**TASK**
Transcribe the records that follow, preserving every word.

-- START OF TASK MATERIAL --

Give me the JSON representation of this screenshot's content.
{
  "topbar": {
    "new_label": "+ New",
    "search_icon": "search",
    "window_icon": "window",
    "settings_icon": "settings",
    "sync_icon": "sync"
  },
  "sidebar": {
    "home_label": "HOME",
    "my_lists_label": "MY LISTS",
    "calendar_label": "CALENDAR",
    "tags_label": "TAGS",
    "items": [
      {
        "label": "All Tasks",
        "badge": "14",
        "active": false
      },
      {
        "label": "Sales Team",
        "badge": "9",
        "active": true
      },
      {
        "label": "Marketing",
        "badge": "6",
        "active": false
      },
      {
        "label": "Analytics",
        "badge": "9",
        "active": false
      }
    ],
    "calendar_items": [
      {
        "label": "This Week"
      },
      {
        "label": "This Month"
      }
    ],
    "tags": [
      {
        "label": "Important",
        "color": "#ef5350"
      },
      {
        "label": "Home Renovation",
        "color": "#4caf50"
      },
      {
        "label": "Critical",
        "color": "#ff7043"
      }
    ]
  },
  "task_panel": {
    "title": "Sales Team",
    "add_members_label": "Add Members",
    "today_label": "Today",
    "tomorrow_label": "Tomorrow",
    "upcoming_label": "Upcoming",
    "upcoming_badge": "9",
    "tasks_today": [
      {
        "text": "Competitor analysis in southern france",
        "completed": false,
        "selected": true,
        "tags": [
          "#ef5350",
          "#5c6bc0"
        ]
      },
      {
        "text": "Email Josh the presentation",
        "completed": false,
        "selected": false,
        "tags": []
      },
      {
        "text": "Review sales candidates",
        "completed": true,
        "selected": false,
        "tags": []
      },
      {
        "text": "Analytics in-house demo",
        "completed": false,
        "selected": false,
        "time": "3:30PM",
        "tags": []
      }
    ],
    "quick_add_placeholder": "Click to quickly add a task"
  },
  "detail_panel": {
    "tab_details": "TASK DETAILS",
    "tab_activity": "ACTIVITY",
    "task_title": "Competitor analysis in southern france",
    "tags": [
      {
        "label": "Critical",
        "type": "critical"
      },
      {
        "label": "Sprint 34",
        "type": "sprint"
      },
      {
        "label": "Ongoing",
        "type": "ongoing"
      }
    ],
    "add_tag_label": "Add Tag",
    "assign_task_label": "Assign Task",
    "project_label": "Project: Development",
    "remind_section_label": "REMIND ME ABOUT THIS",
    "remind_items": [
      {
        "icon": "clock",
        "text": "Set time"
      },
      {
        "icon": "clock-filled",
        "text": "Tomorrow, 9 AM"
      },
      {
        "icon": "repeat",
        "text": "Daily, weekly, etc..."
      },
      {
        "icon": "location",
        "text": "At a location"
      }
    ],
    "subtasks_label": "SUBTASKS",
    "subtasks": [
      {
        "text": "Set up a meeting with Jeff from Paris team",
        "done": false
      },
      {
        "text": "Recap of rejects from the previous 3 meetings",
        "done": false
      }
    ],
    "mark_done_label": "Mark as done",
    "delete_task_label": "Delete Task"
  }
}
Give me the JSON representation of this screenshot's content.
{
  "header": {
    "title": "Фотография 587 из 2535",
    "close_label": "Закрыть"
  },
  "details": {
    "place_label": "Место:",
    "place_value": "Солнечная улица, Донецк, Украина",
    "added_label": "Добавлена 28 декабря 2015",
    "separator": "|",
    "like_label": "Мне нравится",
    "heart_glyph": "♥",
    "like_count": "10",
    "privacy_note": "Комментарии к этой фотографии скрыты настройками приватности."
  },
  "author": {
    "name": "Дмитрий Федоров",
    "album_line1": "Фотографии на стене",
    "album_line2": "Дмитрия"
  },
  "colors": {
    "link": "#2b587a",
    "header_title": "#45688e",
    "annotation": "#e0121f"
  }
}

-- END OF TASK MATERIAL --

**TASK RESPONSE**
Give me the JSON representation of this screenshot's content.
{
  "topbar": {
    "new_label": "+ New",
    "search_icon": "search",
    "window_icon": "window",
    "settings_icon": "settings",
    "sync_icon": "sync"
  },
  "sidebar": {
    "home_label": "HOME",
    "my_lists_label": "MY LISTS",
    "calendar_label": "CALENDAR",
    "tags_label": "TAGS",
    "items": [
      {
        "label": "All Tasks",
        "badge": "14",
        "active": false
      },
      {
        "label": "Sales Team",
        "badge": "9",
        "active": true
      },
      {
        "label": "Marketing",
        "badge": "6",
        "active": false
      },
      {
        "label": "Analytics",
        "badge": "9",
        "active": false
      }
    ],
    "calendar_items": [
      {
        "label": "This Week"
      },
      {
        "label": "This Month"
      }
    ],
    "tags": [
      {
        "label": "Important",
        "color": "#ef5350"
      },
      {
        "label": "Home Renovation",
        "color": "#4caf50"
      },
      {
        "label": "Critical",
        "color": "#ff7043"
      }
    ]
  },
  "task_panel": {
    "title": "Sales Team",
    "add_members_label": "Add Members",
    "today_label": "Today",
    "tomorrow_label": "Tomorrow",
    "upcoming_label": "Upcoming",
    "upcoming_badge": "9",
    "tasks_today": [
      {
        "text": "Competitor analysis in southern france",
        "completed": false,
        "selected": true,
        "tags": [
          "#ef5350",
          "#5c6bc0"
        ]
      },
      {
        "text": "Email Josh the presentation",
        "completed": false,
        "selected": false,
        "tags": []
      },
      {
        "text": "Review sales candidates",
        "completed": true,
        "selected": false,
        "tags": []
      },
      {
        "text": "Analytics in-house demo",
        "completed": false,
        "selected": false,
        "time": "3:30PM",
        "tags": []
      }
    ],
    "quick_add_placeholder": "Click to quickly add a task"
  },
  "detail_panel": {
    "tab_details": "TASK DETAILS",
    "tab_activity": "ACTIVITY",
    "task_title": "Competitor analysis in southern france",
    "tags": [
      {
        "label": "Critical",
        "type": "critical"
      },
      {
        "label": "Sprint 34",
        "type": "sprint"
      },
      {
        "label": "Ongoing",
        "type": "ongoing"
      }
    ],
    "add_tag_label": "Add Tag",
    "assign_task_label": "Assign Task",
    "project_label": "Project: Development",
    "remind_section_label": "REMIND ME ABOUT THIS",
    "remind_items": [
      {
        "icon": "clock",
        "text": "Set time"
      },
      {
        "icon": "clock-filled",
        "text": "Tomorrow, 9 AM"
      },
      {
        "icon": "repeat",
        "text": "Daily, weekly, etc..."
      },
      {
        "icon": "location",
        "text": "At a location"
      }
    ],
    "subtasks_label": "SUBTASKS",
    "subtasks": [
      {
        "text": "Set up a meeting with Jeff from Paris team",
        "done": false
      },
      {
        "text": "Recap of rejects from the previous 3 meetings",
        "done": false
      }
    ],
    "mark_done_label": "Mark as done",
    "delete_task_label": "Delete Task"
  }
}
Give me the JSON representation of this screenshot's content.
{
  "header": {
    "title": "Фотография 587 из 2535",
    "close_label": "Закрыть"
  },
  "details": {
    "place_label": "Место:",
    "place_value": "Солнечная улица, Донецк, Украина",
    "added_label": "Добавлена 28 декабря 2015",
    "separator": "|",
    "like_label": "Мне нравится",
    "heart_glyph": "♥",
    "like_count": "10",
    "privacy_note": "Комментарии к этой фотографии скрыты настройками приватности."
  },
  "author": {
    "name": "Дмитрий Федоров",
    "album_line1": "Фотографии на стене",
    "album_line2": "Дмитрия"
  },
  "colors": {
    "link": "#2b587a",
    "header_title": "#45688e",
    "annotation": "#e0121f"
  }
}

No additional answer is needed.